(Labeled region entries)
────────

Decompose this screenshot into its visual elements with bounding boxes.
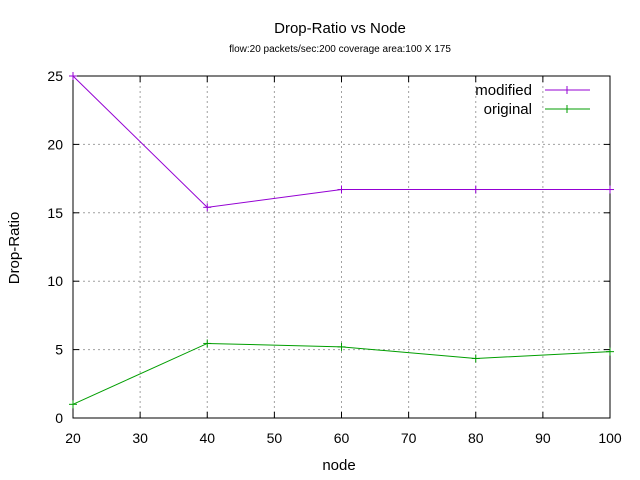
data-point-modified (69, 72, 77, 80)
x-tick-label: 20 (65, 430, 81, 446)
y-tick-label: 15 (47, 205, 63, 221)
x-tick-label: 30 (132, 430, 148, 446)
grid (73, 76, 610, 418)
y-axis-label: Drop-Ratio (6, 212, 23, 285)
x-axis-label: node (322, 457, 355, 474)
legend-label-modified: modified (475, 82, 532, 99)
legend: modified original (475, 82, 590, 118)
chart-title: Drop-Ratio vs Node (274, 20, 406, 37)
y-tick-label: 10 (47, 273, 63, 289)
x-tick-label: 80 (468, 430, 484, 446)
axis-ticks: 20 30 40 50 60 70 80 90 100 0 5 10 15 20 25 (47, 68, 621, 446)
data-point-original (606, 347, 614, 356)
x-tick-label: 90 (535, 430, 551, 446)
data-point-modified (606, 185, 614, 194)
y-tick-label: 5 (55, 342, 63, 358)
data-point-modified (471, 185, 480, 194)
y-tick-label: 0 (55, 410, 63, 426)
data-point-modified (203, 203, 212, 212)
data-point-modified (337, 185, 346, 194)
y-tick-label: 25 (47, 68, 63, 84)
legend-label-original: original (484, 101, 532, 118)
chart-subtitle: flow:20 packets/sec:200 coverage area:10… (229, 44, 451, 55)
x-tick-label: 70 (401, 430, 417, 446)
series-lines (69, 72, 614, 409)
x-tick-label: 100 (598, 430, 622, 446)
data-point-original (203, 339, 212, 348)
y-tick-label: 20 (47, 136, 63, 152)
data-point-original (69, 400, 77, 409)
data-point-original (471, 354, 480, 363)
x-tick-label: 60 (334, 430, 350, 446)
x-tick-label: 50 (267, 430, 283, 446)
data-point-original (337, 342, 346, 351)
x-tick-label: 40 (199, 430, 215, 446)
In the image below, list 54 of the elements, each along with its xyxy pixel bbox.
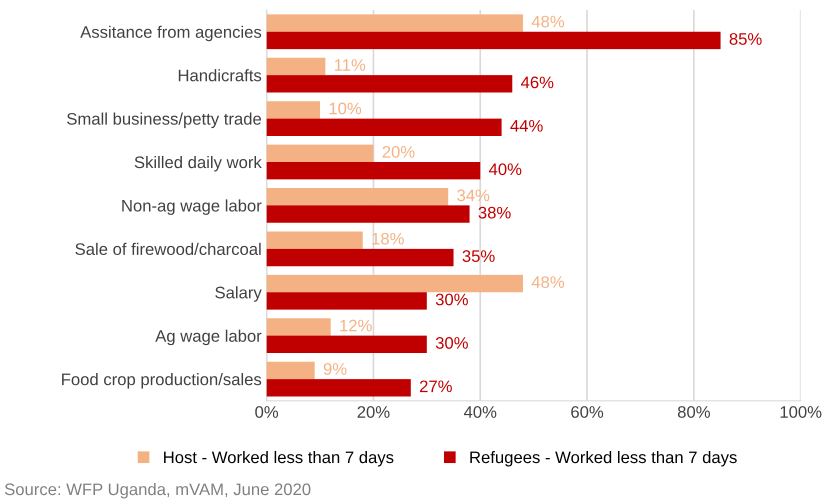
data-label: 9%	[324, 363, 347, 375]
bar	[266, 274, 523, 292]
y-tick-label: Assitance from agencies	[80, 26, 262, 42]
data-label: 10%	[330, 102, 362, 114]
data-label: 48%	[532, 16, 564, 28]
data-label: 38%	[478, 206, 511, 219]
bar	[266, 205, 470, 223]
bar	[266, 362, 315, 380]
bar	[266, 32, 721, 50]
data-label: 12%	[340, 320, 372, 332]
data-label: 46%	[521, 76, 554, 88]
y-tick-label: Sale of firewood/charcoal	[75, 242, 261, 256]
x-tick-label: 40%	[464, 406, 496, 418]
data-label: 34%	[457, 189, 490, 202]
data-label: 27%	[420, 380, 452, 392]
bar	[266, 336, 427, 354]
y-tick-label: Handicrafts	[178, 69, 262, 82]
data-label: 40%	[488, 163, 522, 176]
bar	[266, 231, 363, 249]
data-label: 30%	[436, 337, 468, 349]
bar	[266, 162, 480, 180]
bar	[266, 144, 374, 162]
data-label: 85%	[730, 33, 762, 45]
bar	[266, 292, 427, 310]
bar	[266, 75, 512, 93]
data-label: 18%	[372, 232, 404, 245]
source-note: Source: WFP Uganda, mVAM, June 2020	[4, 482, 310, 498]
data-label: 48%	[532, 276, 564, 288]
y-tick-label: Skilled daily work	[134, 156, 262, 172]
bar	[266, 188, 448, 206]
data-label: 20%	[382, 146, 415, 158]
bar	[266, 58, 326, 76]
bar	[266, 118, 502, 136]
bar	[266, 318, 331, 336]
y-tick-label: Small business/petty trade	[67, 112, 262, 128]
data-label: 44%	[510, 120, 543, 132]
bar	[266, 248, 454, 266]
legend-label: Host - Worked less than 7 days	[164, 450, 394, 467]
x-tick-label: 0%	[255, 406, 278, 418]
y-tick-label: Food crop production/sales	[62, 373, 262, 389]
data-label: 35%	[462, 250, 495, 262]
x-tick-label: 60%	[571, 406, 604, 418]
bar	[266, 101, 320, 119]
legend-label: Refugees - Worked less than 7 days	[470, 450, 737, 467]
x-tick-label: 100%	[780, 406, 822, 418]
data-label: 30%	[436, 294, 468, 306]
y-tick-label: Non-ag wage labor	[122, 199, 262, 215]
y-tick-label: Salary	[215, 286, 262, 302]
data-label: 11%	[334, 59, 366, 71]
x-tick-label: 80%	[678, 406, 710, 418]
y-tick-label: Ag wage labor	[155, 330, 262, 346]
bar	[266, 379, 411, 396]
bar	[266, 14, 523, 32]
x-tick-label: 20%	[358, 406, 390, 418]
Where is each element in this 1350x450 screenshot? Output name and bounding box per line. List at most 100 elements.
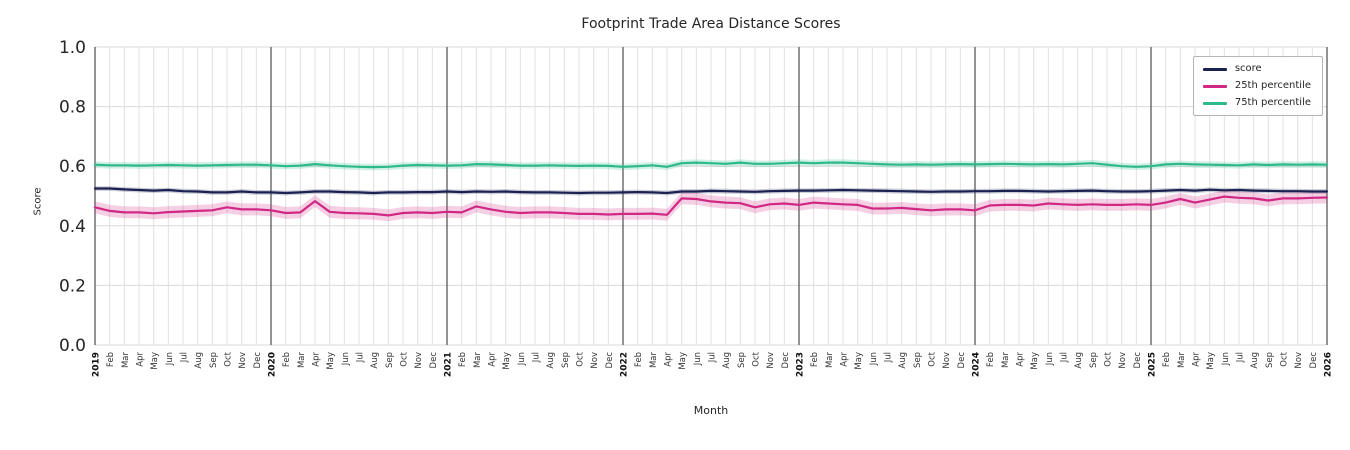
svg-text:May: May [1206, 352, 1216, 370]
svg-text:May: May [326, 352, 336, 370]
svg-text:Apr: Apr [488, 352, 498, 367]
svg-text:Feb: Feb [106, 352, 116, 367]
svg-text:May: May [150, 352, 160, 370]
svg-text:Aug: Aug [194, 352, 204, 369]
svg-text:Jul: Jul [1236, 352, 1246, 363]
svg-text:Mar: Mar [297, 352, 307, 369]
svg-text:Sep: Sep [1265, 352, 1275, 368]
svg-text:Dec: Dec [1133, 352, 1143, 369]
svg-text:Apr: Apr [136, 352, 146, 367]
svg-text:Jun: Jun [869, 352, 879, 366]
svg-text:Jul: Jul [884, 352, 894, 363]
svg-text:Dec: Dec [1309, 352, 1319, 369]
svg-text:Jun: Jun [165, 352, 175, 366]
svg-text:Dec: Dec [429, 352, 439, 369]
svg-text:Sep: Sep [1089, 352, 1099, 368]
svg-text:Mar: Mar [649, 352, 659, 369]
svg-text:Feb: Feb [634, 352, 644, 367]
svg-text:Jun: Jun [517, 352, 527, 366]
svg-text:Dec: Dec [605, 352, 615, 369]
legend-swatch-score [1202, 67, 1227, 71]
svg-text:Feb: Feb [1162, 352, 1172, 367]
x-axis-label: Month [693, 404, 729, 417]
svg-text:Jul: Jul [180, 352, 190, 363]
svg-text:Oct: Oct [752, 351, 762, 366]
svg-text:0.4: 0.4 [59, 217, 86, 237]
svg-text:May: May [502, 352, 512, 370]
svg-text:Apr: Apr [1016, 352, 1026, 367]
legend: score 25th percentile 75th percentile [1192, 56, 1323, 116]
svg-text:2025: 2025 [1148, 352, 1158, 377]
svg-text:Jul: Jul [532, 352, 542, 363]
svg-text:Oct: Oct [224, 351, 234, 366]
svg-text:Mar: Mar [1177, 352, 1187, 369]
legend-swatch-75th-percentile [1202, 101, 1227, 105]
svg-text:Dec: Dec [781, 352, 791, 369]
svg-text:2021: 2021 [444, 352, 454, 377]
svg-text:Sep: Sep [209, 352, 219, 368]
svg-text:Nov: Nov [766, 352, 776, 369]
svg-text:Sep: Sep [913, 352, 923, 368]
svg-text:Feb: Feb [986, 352, 996, 367]
svg-text:Mar: Mar [1001, 352, 1011, 369]
legend-label-score: score [1234, 63, 1262, 74]
svg-text:2022: 2022 [620, 352, 630, 377]
svg-text:0.0: 0.0 [59, 336, 86, 356]
svg-text:Nov: Nov [942, 352, 952, 369]
chart-title: Footprint Trade Area Distance Scores [581, 16, 841, 32]
svg-text:Oct: Oct [928, 351, 938, 366]
svg-text:May: May [1030, 352, 1040, 370]
svg-text:Aug: Aug [1074, 352, 1084, 369]
svg-text:May: May [678, 352, 688, 370]
svg-text:Mar: Mar [473, 352, 483, 369]
svg-text:Jun: Jun [693, 352, 703, 366]
svg-text:Sep: Sep [385, 352, 395, 368]
svg-text:Sep: Sep [737, 352, 747, 368]
svg-text:Apr: Apr [664, 352, 674, 367]
legend-label-75th-percentile: 75th percentile [1234, 97, 1311, 108]
svg-text:Nov: Nov [1294, 352, 1304, 369]
svg-text:Apr: Apr [312, 352, 322, 367]
svg-text:Jun: Jun [1221, 352, 1231, 366]
svg-text:Jun: Jun [341, 352, 351, 366]
svg-text:Apr: Apr [1192, 352, 1202, 367]
svg-text:Aug: Aug [546, 352, 556, 369]
svg-text:Sep: Sep [561, 352, 571, 368]
legend-item-25th-percentile: 25th percentile [1202, 80, 1311, 91]
svg-text:Jul: Jul [356, 352, 366, 363]
svg-text:Dec: Dec [253, 352, 263, 369]
svg-text:Jun: Jun [1045, 352, 1055, 366]
svg-text:Dec: Dec [957, 352, 967, 369]
legend-swatch-25th-percentile [1202, 84, 1227, 88]
svg-text:Jul: Jul [708, 352, 718, 363]
svg-text:Feb: Feb [810, 352, 820, 367]
svg-text:Mar: Mar [825, 352, 835, 369]
svg-text:2024: 2024 [972, 352, 982, 377]
svg-text:Oct: Oct [1280, 351, 1290, 366]
svg-text:Nov: Nov [1118, 352, 1128, 369]
legend-item-75th-percentile: 75th percentile [1202, 97, 1311, 108]
svg-text:Oct: Oct [576, 351, 586, 366]
svg-text:2026: 2026 [1324, 352, 1334, 377]
svg-text:Mar: Mar [121, 352, 131, 369]
svg-text:0.2: 0.2 [59, 276, 86, 296]
svg-text:Nov: Nov [238, 352, 248, 369]
svg-text:Feb: Feb [282, 352, 292, 367]
svg-text:Nov: Nov [414, 352, 424, 369]
svg-text:Aug: Aug [898, 352, 908, 369]
legend-item-score: score [1202, 63, 1311, 74]
svg-text:Oct: Oct [400, 351, 410, 366]
svg-text:Oct: Oct [1104, 351, 1114, 366]
svg-text:0.6: 0.6 [59, 157, 86, 177]
svg-text:May: May [854, 352, 864, 370]
svg-text:2020: 2020 [268, 352, 278, 377]
legend-label-25th-percentile: 25th percentile [1234, 80, 1311, 91]
svg-text:Aug: Aug [722, 352, 732, 369]
svg-text:Jul: Jul [1060, 352, 1070, 363]
svg-text:2023: 2023 [796, 352, 806, 377]
svg-text:Nov: Nov [590, 352, 600, 369]
svg-text:2019: 2019 [92, 352, 102, 377]
svg-text:Aug: Aug [1250, 352, 1260, 369]
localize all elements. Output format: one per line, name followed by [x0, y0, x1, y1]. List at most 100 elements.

────────

- Task -
Copy the material from its first line through the line containing "In the image", renaming "Drop-Ratio" to "Loss-Ratio" wherever it appears and keeping everything else the same. Leave the pictures out.

- Exercise solution -
Decompose this screenshot into its visual elements with bounding boxes.
data-point-modified (69, 72, 77, 80)
x-tick-label: 20 (65, 430, 81, 446)
y-tick-label: 15 (47, 205, 63, 221)
x-tick-label: 30 (132, 430, 148, 446)
grid (73, 76, 610, 418)
y-axis-label: Loss-Ratio (6, 212, 23, 285)
x-axis-label: node (322, 457, 355, 474)
legend-label-modified: modified (475, 82, 532, 99)
legend: modified original (475, 82, 590, 118)
chart-title: Loss-Ratio vs Node (274, 20, 406, 37)
y-tick-label: 10 (47, 273, 63, 289)
x-tick-label: 80 (468, 430, 484, 446)
axis-ticks: 20 30 40 50 60 70 80 90 100 0 5 10 15 20 25 (47, 68, 621, 446)
data-point-original (606, 347, 614, 356)
x-tick-label: 90 (535, 430, 551, 446)
data-point-modified (606, 185, 614, 194)
y-tick-label: 5 (55, 342, 63, 358)
data-point-modified (471, 185, 480, 194)
y-tick-label: 0 (55, 410, 63, 426)
data-point-modified (203, 203, 212, 212)
data-point-modified (337, 185, 346, 194)
y-tick-label: 25 (47, 68, 63, 84)
legend-label-original: original (484, 101, 532, 118)
chart-subtitle: flow:20 packets/sec:200 coverage area:10… (229, 44, 451, 55)
x-tick-label: 70 (401, 430, 417, 446)
series-lines (69, 72, 614, 409)
x-tick-label: 100 (598, 430, 622, 446)
data-point-original (203, 339, 212, 348)
y-tick-label: 20 (47, 136, 63, 152)
data-point-original (69, 400, 77, 409)
data-point-original (471, 354, 480, 363)
x-tick-label: 60 (334, 430, 350, 446)
x-tick-label: 50 (267, 430, 283, 446)
data-point-original (337, 342, 346, 351)
x-tick-label: 40 (199, 430, 215, 446)
In the image below, list 54 of the elements, each along with its xyxy pixel bbox.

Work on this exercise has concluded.